> [Supplied material]

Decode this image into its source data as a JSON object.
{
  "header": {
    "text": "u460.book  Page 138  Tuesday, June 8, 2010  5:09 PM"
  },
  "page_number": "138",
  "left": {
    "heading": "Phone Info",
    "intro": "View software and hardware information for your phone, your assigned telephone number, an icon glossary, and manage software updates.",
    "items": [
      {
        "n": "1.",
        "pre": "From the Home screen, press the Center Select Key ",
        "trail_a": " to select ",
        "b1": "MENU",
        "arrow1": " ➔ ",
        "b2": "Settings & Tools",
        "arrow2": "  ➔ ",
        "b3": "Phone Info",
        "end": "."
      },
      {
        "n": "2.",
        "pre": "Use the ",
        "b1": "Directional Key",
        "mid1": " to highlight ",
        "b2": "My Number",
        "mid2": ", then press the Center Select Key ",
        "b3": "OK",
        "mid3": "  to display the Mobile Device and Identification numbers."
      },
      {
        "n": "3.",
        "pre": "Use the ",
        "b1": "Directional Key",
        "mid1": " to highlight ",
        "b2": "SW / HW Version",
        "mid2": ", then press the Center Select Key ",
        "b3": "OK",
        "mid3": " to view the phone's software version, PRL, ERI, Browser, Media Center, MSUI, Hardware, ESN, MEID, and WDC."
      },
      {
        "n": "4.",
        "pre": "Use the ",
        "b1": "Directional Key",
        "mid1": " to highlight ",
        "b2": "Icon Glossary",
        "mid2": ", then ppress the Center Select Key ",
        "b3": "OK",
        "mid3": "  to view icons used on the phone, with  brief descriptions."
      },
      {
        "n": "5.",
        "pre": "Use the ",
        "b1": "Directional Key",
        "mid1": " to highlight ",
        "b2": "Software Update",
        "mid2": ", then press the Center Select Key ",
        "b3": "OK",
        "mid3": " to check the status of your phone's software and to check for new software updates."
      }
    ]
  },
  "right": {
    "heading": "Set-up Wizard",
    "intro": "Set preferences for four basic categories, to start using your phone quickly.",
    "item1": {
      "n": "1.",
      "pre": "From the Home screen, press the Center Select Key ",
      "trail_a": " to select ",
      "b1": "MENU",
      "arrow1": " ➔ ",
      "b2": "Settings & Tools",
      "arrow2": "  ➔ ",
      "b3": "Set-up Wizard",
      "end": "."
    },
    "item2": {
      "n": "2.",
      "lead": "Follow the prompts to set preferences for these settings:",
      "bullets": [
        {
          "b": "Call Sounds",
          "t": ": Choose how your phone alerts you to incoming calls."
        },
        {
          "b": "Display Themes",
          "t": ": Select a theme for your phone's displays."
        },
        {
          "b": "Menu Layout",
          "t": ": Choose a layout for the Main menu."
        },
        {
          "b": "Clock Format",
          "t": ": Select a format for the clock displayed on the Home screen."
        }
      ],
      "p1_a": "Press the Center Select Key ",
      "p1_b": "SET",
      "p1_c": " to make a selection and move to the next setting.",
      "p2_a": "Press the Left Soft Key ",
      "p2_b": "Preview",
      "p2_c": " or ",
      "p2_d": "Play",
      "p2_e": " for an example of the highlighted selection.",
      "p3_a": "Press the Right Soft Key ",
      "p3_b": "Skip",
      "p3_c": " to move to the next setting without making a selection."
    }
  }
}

> [Challenge]
Go through the listing above and return every line where the word "Tools" occurs.

> [Answer to the exercise]
        "b2": "Settings & Tools",
      "b2": "Settings & Tools",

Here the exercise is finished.